• Task details
List the lines of this listing that hold the word "from".

[START OF Items]

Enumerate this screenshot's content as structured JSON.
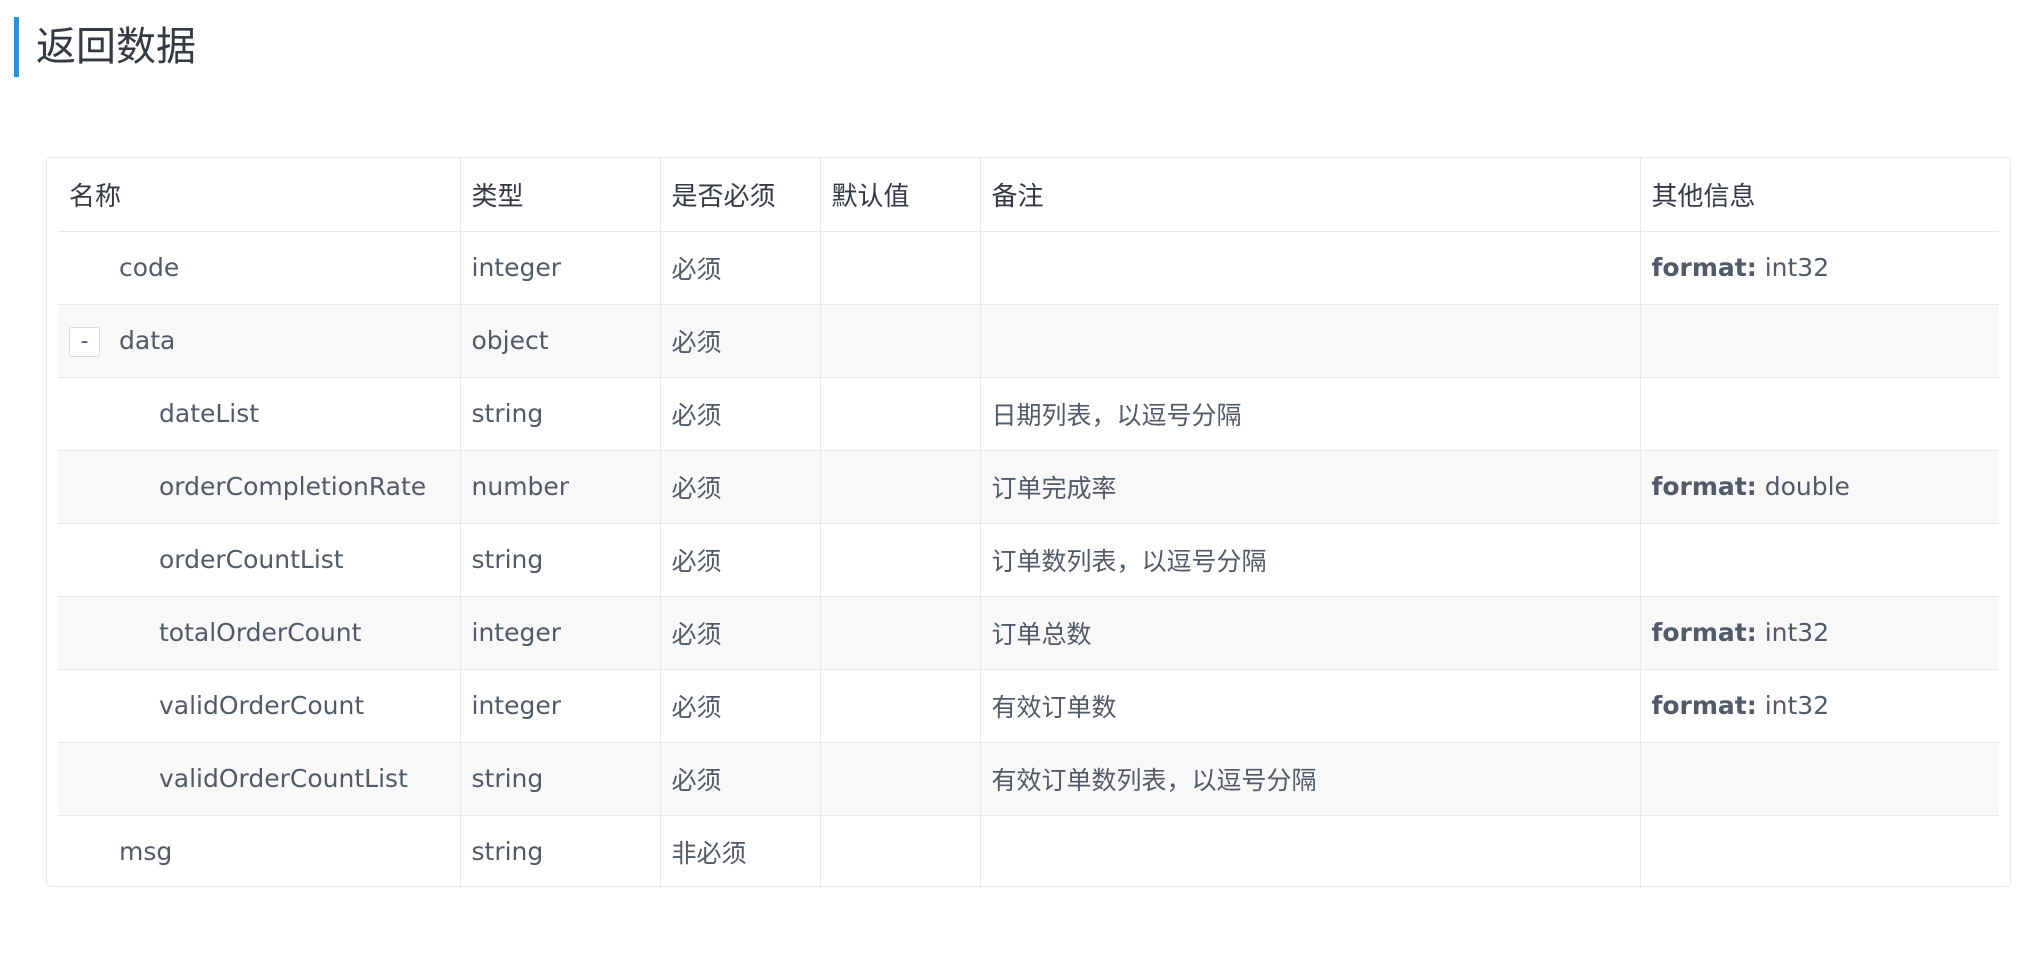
{
  "section": {
    "title": "返回数据"
  },
  "table": {
    "headers": {
      "name": "名称",
      "type": "类型",
      "required": "是否必须",
      "default": "默认值",
      "remark": "备注",
      "other": "其他信息"
    },
    "collapse_label": "-",
    "format_key": "format:",
    "rows": [
      {
        "name": "code",
        "type": "integer",
        "required": "必须",
        "default": "",
        "remark": "",
        "format": "int32"
      },
      {
        "name": "data",
        "type": "object",
        "required": "必须",
        "default": "",
        "remark": "",
        "format": ""
      },
      {
        "name": "dateList",
        "type": "string",
        "required": "必须",
        "default": "",
        "remark": "日期列表，以逗号分隔",
        "format": ""
      },
      {
        "name": "orderCompletionRate",
        "type": "number",
        "required": "必须",
        "default": "",
        "remark": "订单完成率",
        "format": "double"
      },
      {
        "name": "orderCountList",
        "type": "string",
        "required": "必须",
        "default": "",
        "remark": "订单数列表，以逗号分隔",
        "format": ""
      },
      {
        "name": "totalOrderCount",
        "type": "integer",
        "required": "必须",
        "default": "",
        "remark": "订单总数",
        "format": "int32"
      },
      {
        "name": "validOrderCount",
        "type": "integer",
        "required": "必须",
        "default": "",
        "remark": "有效订单数",
        "format": "int32"
      },
      {
        "name": "validOrderCountList",
        "type": "string",
        "required": "必须",
        "default": "",
        "remark": "有效订单数列表，以逗号分隔",
        "format": ""
      },
      {
        "name": "msg",
        "type": "string",
        "required": "非必须",
        "default": "",
        "remark": "",
        "format": ""
      }
    ]
  }
}
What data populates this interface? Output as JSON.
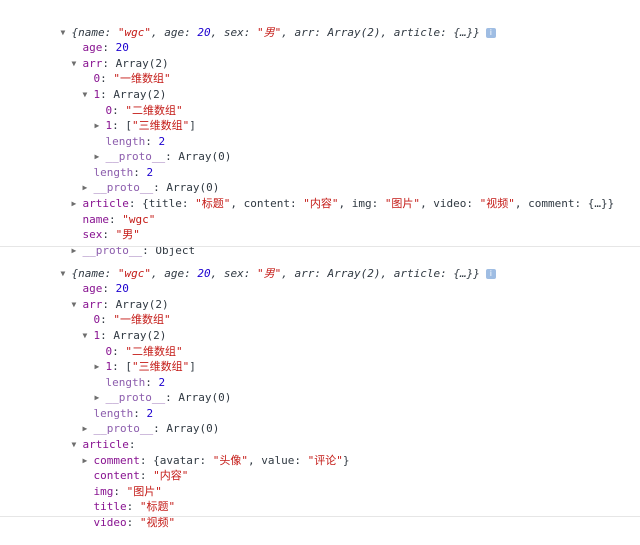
{
  "b1": {
    "summary": {
      "p1": "{name: ",
      "v1": "\"wgc\"",
      "p2": ", age: ",
      "v2": "20",
      "p3": ", sex: ",
      "v3": "\"男\"",
      "p4": ", arr: Array(2), article: {…}}"
    },
    "info": "i",
    "age": {
      "k": "age",
      "sep": ": ",
      "v": "20"
    },
    "arr": {
      "k": "arr",
      "sep": ": ",
      "v": "Array(2)"
    },
    "arr0": {
      "k": "0",
      "sep": ": ",
      "v": "\"一维数组\""
    },
    "arr1": {
      "k": "1",
      "sep": ": ",
      "v": "Array(2)"
    },
    "arr1_0": {
      "k": "0",
      "sep": ": ",
      "v": "\"二维数组\""
    },
    "arr1_1": {
      "k": "1",
      "sep": ": [",
      "v": "\"三维数组\"",
      "end": "]"
    },
    "arr1_len": {
      "k": "length",
      "sep": ": ",
      "v": "2"
    },
    "arr1_proto": {
      "k": "__proto__",
      "sep": ": ",
      "v": "Array(0)"
    },
    "arr_len": {
      "k": "length",
      "sep": ": ",
      "v": "2"
    },
    "arr_proto": {
      "k": "__proto__",
      "sep": ": ",
      "v": "Array(0)"
    },
    "article": {
      "k": "article",
      "p1": ": {title: ",
      "v1": "\"标题\"",
      "p2": ", content: ",
      "v2": "\"内容\"",
      "p3": ", img: ",
      "v3": "\"图片\"",
      "p4": ", video: ",
      "v4": "\"视频\"",
      "p5": ", comment: {…}}"
    },
    "name": {
      "k": "name",
      "sep": ": ",
      "v": "\"wgc\""
    },
    "sex": {
      "k": "sex",
      "sep": ": ",
      "v": "\"男\""
    },
    "proto": {
      "k": "__proto__",
      "sep": ": ",
      "v": "Object"
    }
  },
  "b2": {
    "summary": {
      "p1": "{name: ",
      "v1": "\"wgc\"",
      "p2": ", age: ",
      "v2": "20",
      "p3": ", sex: ",
      "v3": "\"男\"",
      "p4": ", arr: Array(2), article: {…}}"
    },
    "info": "i",
    "age": {
      "k": "age",
      "sep": ": ",
      "v": "20"
    },
    "arr": {
      "k": "arr",
      "sep": ": ",
      "v": "Array(2)"
    },
    "arr0": {
      "k": "0",
      "sep": ": ",
      "v": "\"一维数组\""
    },
    "arr1": {
      "k": "1",
      "sep": ": ",
      "v": "Array(2)"
    },
    "arr1_0": {
      "k": "0",
      "sep": ": ",
      "v": "\"二维数组\""
    },
    "arr1_1": {
      "k": "1",
      "sep": ": [",
      "v": "\"三维数组\"",
      "end": "]"
    },
    "arr1_len": {
      "k": "length",
      "sep": ": ",
      "v": "2"
    },
    "arr1_proto": {
      "k": "__proto__",
      "sep": ": ",
      "v": "Array(0)"
    },
    "arr_len": {
      "k": "length",
      "sep": ": ",
      "v": "2"
    },
    "arr_proto": {
      "k": "__proto__",
      "sep": ": ",
      "v": "Array(0)"
    },
    "article": {
      "k": "article",
      "sep": ":"
    },
    "comment": {
      "k": "comment",
      "p1": ": {avatar: ",
      "v1": "\"头像\"",
      "p2": ", value: ",
      "v2": "\"评论\"",
      "p3": "}"
    },
    "content": {
      "k": "content",
      "sep": ": ",
      "v": "\"内容\""
    },
    "img": {
      "k": "img",
      "sep": ": ",
      "v": "\"图片\""
    },
    "title": {
      "k": "title",
      "sep": ": ",
      "v": "\"标题\""
    },
    "video": {
      "k": "video",
      "sep": ": ",
      "v": "\"视频\""
    }
  },
  "icons": {
    "expanded": "▼",
    "collapsed": "▶"
  }
}
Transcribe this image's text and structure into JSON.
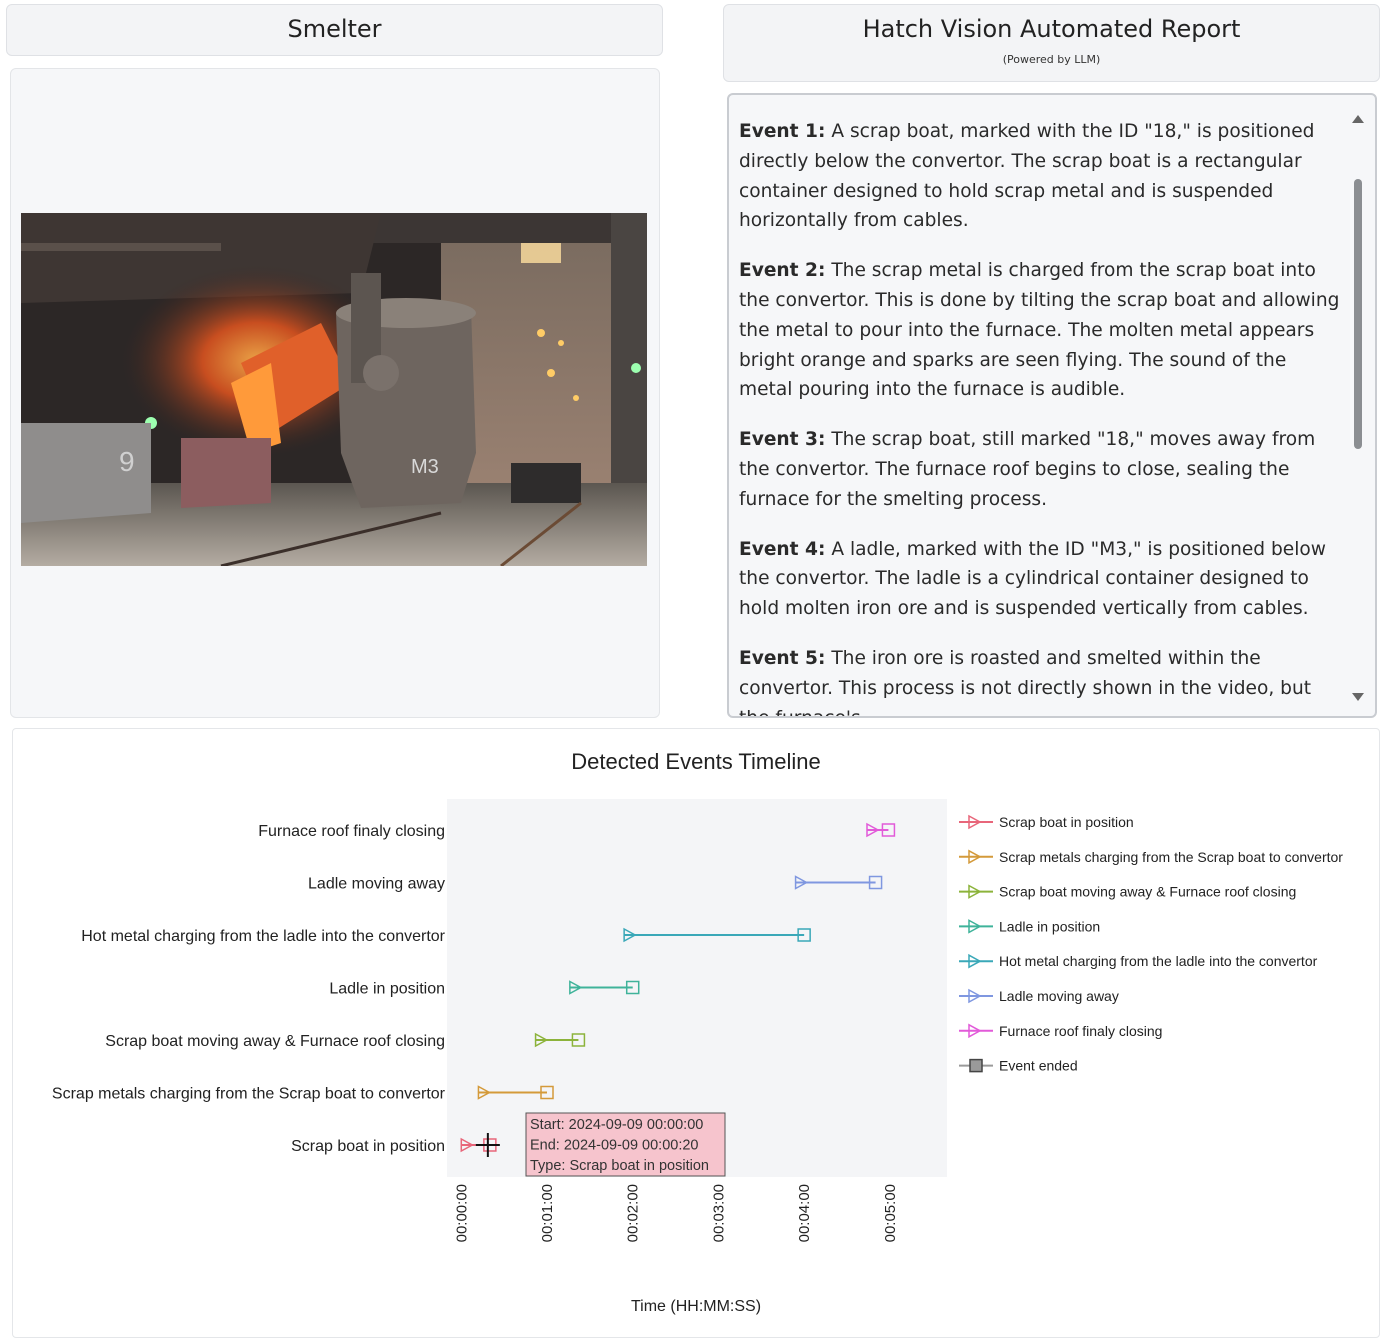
{
  "smelter_header": {
    "title": "Smelter"
  },
  "report_header": {
    "title": "Hatch Vision Automated Report",
    "subtitle": "(Powered by LLM)"
  },
  "video": {
    "ladle_label": "M3",
    "boat_label": "9"
  },
  "report": {
    "events": [
      {
        "label": "Event 1:",
        "text": " A scrap boat, marked with the ID \"18,\" is positioned directly below the convertor. The scrap boat is a rectangular container designed to hold scrap metal and is suspended horizontally from cables."
      },
      {
        "label": "Event 2:",
        "text": " The scrap metal is charged from the scrap boat into the convertor. This is done by tilting the scrap boat and allowing the metal to pour into the furnace. The molten metal appears bright orange and sparks are seen flying. The sound of the metal pouring into the furnace is audible."
      },
      {
        "label": "Event 3:",
        "text": " The scrap boat, still marked \"18,\" moves away from the convertor. The furnace roof begins to close, sealing the furnace for the smelting process."
      },
      {
        "label": "Event 4:",
        "text": " A ladle, marked with the ID \"M3,\" is positioned below the convertor. The ladle is a cylindrical container designed to hold molten iron ore and is suspended vertically from cables."
      },
      {
        "label": "Event 5:",
        "text": " The iron ore is roasted and smelted within the convertor. This process is not directly shown in the video, but the furnace's"
      }
    ]
  },
  "chart_data": {
    "type": "timeline",
    "title": "Detected Events Timeline",
    "xlabel": "Time (HH:MM:SS)",
    "xlim_seconds": [
      -10,
      340
    ],
    "x_ticks": [
      "00:00:00",
      "00:01:00",
      "00:02:00",
      "00:03:00",
      "00:04:00",
      "00:05:00"
    ],
    "x_tick_seconds": [
      0,
      60,
      120,
      180,
      240,
      300
    ],
    "events": [
      {
        "name": "Scrap boat in position",
        "start_s": 0,
        "end_s": 20,
        "color": "#e8667a"
      },
      {
        "name": "Scrap metals charging from the Scrap boat to convertor",
        "start_s": 12,
        "end_s": 60,
        "color": "#d49a3a"
      },
      {
        "name": "Scrap boat moving away & Furnace roof closing",
        "start_s": 52,
        "end_s": 82,
        "color": "#8cb33b"
      },
      {
        "name": "Ladle in position",
        "start_s": 76,
        "end_s": 120,
        "color": "#3fb39a"
      },
      {
        "name": "Hot metal charging from the ladle into the convertor",
        "start_s": 114,
        "end_s": 240,
        "color": "#3aa8b8"
      },
      {
        "name": "Ladle moving away",
        "start_s": 234,
        "end_s": 290,
        "color": "#7f97e0"
      },
      {
        "name": "Furnace roof finaly closing",
        "start_s": 284,
        "end_s": 299,
        "color": "#e25ad9"
      }
    ],
    "legend": {
      "placement": "right",
      "ended_label": "Event ended"
    },
    "tooltip": {
      "lines": [
        "Start: 2024-09-09 00:00:00",
        "End: 2024-09-09 00:00:20",
        "Type: Scrap boat in position"
      ]
    }
  }
}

[END OF Items]

• Correct result
        "text": " A scrap boat, marked with the ID \"18,\" is positioned directly below the convertor. The scrap boat is a rectangular container designed to hold scrap metal and is suspended horizontally from cables."
        "text": " The scrap metal is charged from the scrap boat into the convertor. This is done by tilting the scrap boat and allowing the metal to pour into the furnace. The molten metal appears bright orange and sparks are seen flying. The sound of the metal pouring into the furnace is audible."
        "text": " The scrap boat, still marked \"18,\" moves away from the convertor. The furnace roof begins to close, sealing the furnace for the smelting process."
        "text": " A ladle, marked with the ID \"M3,\" is positioned below the convertor. The ladle is a cylindrical container designed to hold molten iron ore and is suspended vertically from cables."
        "name": "Scrap metals charging from the Scrap boat to convertor",
        "name": "Hot metal charging from the ladle into the convertor",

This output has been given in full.